== TASK BRIEF ==
Pick out and copy every line below that has the word "over".

== INPUT FOR THIS TASK ==
+===+

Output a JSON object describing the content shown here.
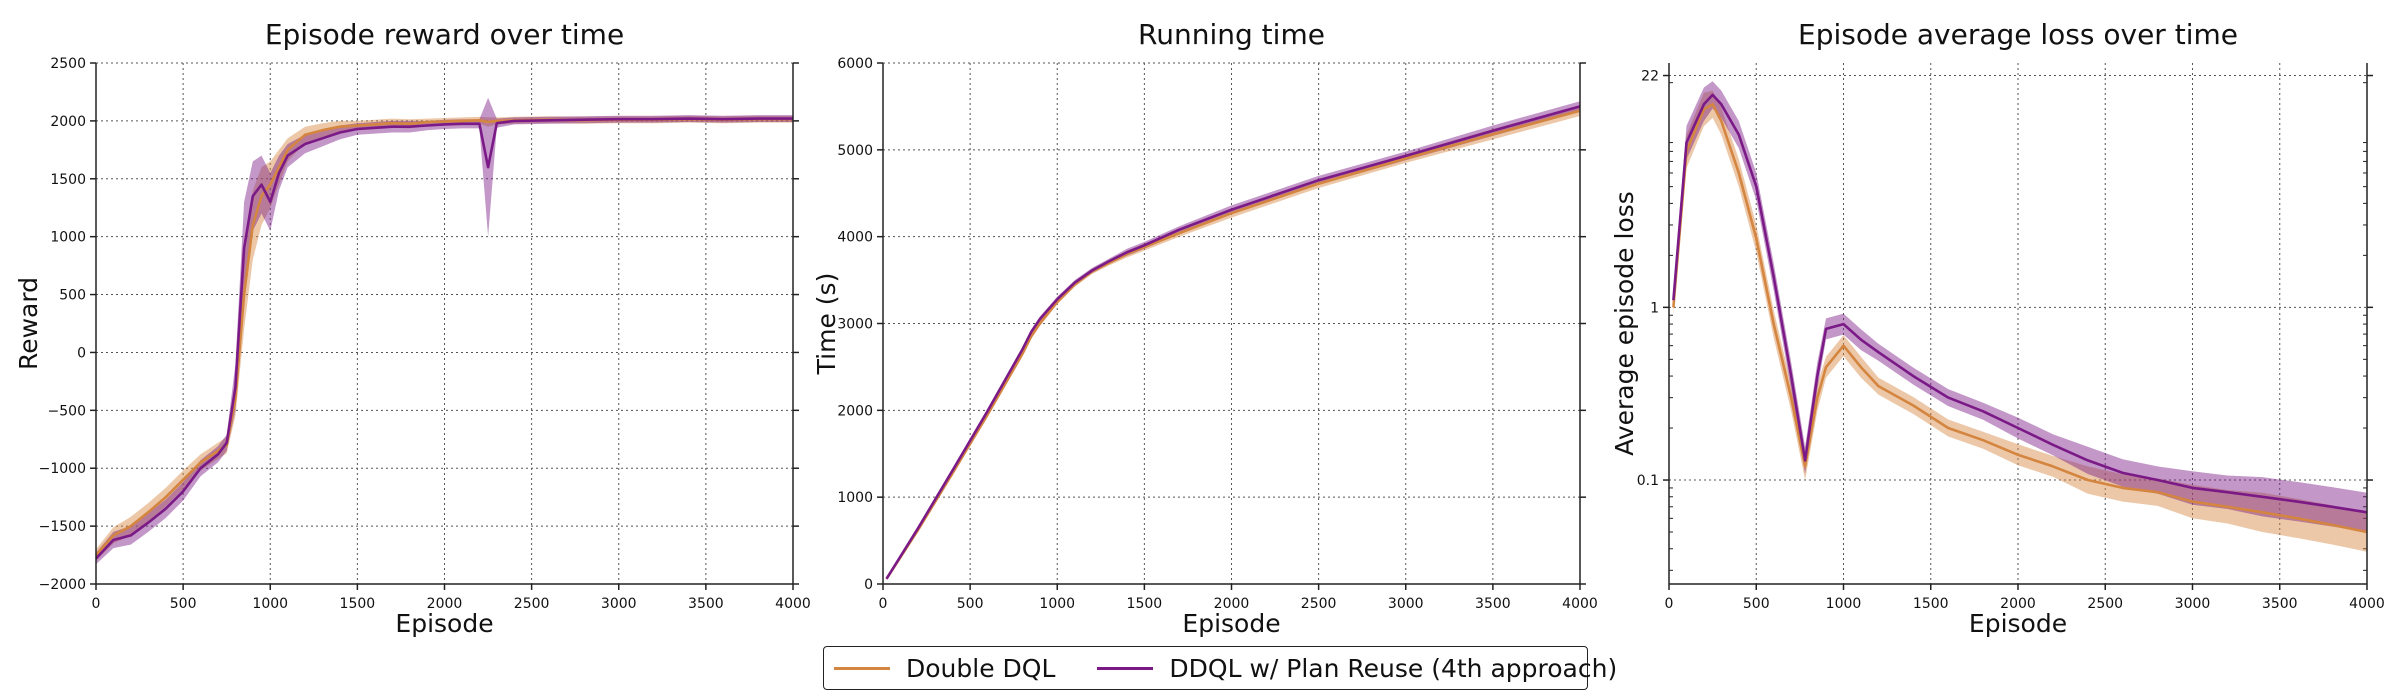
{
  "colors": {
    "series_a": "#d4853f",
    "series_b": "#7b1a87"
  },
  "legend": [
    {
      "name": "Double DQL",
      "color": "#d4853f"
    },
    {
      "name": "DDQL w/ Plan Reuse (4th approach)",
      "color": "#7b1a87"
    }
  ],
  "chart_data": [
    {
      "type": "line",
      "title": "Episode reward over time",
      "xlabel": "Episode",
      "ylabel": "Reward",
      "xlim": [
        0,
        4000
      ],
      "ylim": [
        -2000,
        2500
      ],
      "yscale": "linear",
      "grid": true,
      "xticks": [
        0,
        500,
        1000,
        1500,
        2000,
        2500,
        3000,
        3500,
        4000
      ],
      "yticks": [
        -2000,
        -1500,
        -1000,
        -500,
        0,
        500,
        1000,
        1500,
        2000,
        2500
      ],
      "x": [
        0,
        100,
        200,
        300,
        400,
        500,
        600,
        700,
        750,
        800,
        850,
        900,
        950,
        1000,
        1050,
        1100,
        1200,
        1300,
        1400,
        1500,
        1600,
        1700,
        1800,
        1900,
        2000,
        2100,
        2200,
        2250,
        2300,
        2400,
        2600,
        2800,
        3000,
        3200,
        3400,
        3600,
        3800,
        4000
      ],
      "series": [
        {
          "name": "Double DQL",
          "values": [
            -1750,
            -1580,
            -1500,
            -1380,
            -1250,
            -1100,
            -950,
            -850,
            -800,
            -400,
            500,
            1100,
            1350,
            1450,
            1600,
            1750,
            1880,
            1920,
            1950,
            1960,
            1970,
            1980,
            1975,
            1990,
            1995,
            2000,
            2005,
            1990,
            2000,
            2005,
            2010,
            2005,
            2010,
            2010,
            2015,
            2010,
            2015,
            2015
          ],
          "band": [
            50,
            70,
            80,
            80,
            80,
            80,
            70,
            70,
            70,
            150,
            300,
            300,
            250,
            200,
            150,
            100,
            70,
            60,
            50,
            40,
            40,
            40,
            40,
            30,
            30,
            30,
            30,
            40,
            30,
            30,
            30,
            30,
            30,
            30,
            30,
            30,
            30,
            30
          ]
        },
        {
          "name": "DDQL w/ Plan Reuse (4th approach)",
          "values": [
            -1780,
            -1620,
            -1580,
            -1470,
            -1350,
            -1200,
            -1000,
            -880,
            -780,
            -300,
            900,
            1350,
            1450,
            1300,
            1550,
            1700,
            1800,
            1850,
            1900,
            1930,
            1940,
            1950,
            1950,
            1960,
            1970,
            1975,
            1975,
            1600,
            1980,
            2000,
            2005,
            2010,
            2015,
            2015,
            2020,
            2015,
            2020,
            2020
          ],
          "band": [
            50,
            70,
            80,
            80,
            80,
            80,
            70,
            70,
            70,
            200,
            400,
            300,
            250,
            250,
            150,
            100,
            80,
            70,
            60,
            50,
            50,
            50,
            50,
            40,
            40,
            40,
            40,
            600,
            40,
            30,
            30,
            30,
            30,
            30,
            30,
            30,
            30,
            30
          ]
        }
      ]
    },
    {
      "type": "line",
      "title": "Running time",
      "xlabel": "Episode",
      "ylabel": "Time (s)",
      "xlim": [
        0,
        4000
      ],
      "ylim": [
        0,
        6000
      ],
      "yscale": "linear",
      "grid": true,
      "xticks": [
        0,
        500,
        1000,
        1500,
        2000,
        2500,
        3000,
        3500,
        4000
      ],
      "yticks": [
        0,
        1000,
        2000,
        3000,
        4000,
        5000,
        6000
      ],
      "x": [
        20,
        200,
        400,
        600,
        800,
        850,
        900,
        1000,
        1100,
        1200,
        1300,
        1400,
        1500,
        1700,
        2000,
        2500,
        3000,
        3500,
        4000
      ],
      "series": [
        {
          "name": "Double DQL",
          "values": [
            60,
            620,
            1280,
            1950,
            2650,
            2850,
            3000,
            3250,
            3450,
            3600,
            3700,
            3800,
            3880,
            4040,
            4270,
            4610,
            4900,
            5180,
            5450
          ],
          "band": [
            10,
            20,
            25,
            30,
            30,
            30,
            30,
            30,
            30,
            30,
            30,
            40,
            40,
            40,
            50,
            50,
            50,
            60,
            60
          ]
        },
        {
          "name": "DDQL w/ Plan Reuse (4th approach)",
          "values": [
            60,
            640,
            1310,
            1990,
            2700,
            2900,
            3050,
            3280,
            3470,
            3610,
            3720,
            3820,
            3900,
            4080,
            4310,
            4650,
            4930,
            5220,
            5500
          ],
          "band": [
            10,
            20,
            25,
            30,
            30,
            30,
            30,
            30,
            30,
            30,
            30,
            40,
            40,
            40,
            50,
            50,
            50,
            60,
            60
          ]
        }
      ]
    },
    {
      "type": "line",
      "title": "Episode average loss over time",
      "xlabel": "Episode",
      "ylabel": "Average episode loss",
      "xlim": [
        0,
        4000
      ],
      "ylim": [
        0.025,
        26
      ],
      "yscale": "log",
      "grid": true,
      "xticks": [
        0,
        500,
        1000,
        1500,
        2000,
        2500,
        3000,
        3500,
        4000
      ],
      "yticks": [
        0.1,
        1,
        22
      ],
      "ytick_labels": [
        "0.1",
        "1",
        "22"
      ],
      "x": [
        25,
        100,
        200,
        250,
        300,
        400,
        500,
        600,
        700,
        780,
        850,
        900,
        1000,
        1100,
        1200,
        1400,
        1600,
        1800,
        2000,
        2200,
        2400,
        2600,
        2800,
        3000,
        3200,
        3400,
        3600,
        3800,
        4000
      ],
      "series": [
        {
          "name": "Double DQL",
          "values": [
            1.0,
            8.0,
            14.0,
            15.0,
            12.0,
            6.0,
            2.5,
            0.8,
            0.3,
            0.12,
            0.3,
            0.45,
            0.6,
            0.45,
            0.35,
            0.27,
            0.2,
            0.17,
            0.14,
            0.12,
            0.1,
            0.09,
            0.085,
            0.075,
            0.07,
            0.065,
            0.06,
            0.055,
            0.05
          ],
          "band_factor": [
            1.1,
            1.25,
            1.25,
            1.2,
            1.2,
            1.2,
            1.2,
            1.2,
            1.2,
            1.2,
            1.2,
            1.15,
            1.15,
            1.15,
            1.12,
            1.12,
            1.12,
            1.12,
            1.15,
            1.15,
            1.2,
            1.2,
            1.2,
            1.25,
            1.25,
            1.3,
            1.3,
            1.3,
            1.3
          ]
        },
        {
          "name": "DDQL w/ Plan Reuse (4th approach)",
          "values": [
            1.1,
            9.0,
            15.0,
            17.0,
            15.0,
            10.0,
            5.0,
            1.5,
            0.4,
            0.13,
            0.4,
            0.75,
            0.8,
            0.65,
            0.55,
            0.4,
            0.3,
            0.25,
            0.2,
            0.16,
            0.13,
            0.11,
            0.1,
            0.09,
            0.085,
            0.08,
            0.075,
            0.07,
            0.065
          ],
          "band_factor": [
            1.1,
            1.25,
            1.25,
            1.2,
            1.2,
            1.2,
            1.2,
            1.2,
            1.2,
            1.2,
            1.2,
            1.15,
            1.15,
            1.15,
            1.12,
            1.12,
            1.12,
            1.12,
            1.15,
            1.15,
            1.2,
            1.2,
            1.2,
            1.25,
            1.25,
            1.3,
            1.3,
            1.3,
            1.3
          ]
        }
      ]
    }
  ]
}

+===+

== RESULT ==
      "title": "Episode reward over time",
      "title": "Episode average loss over time",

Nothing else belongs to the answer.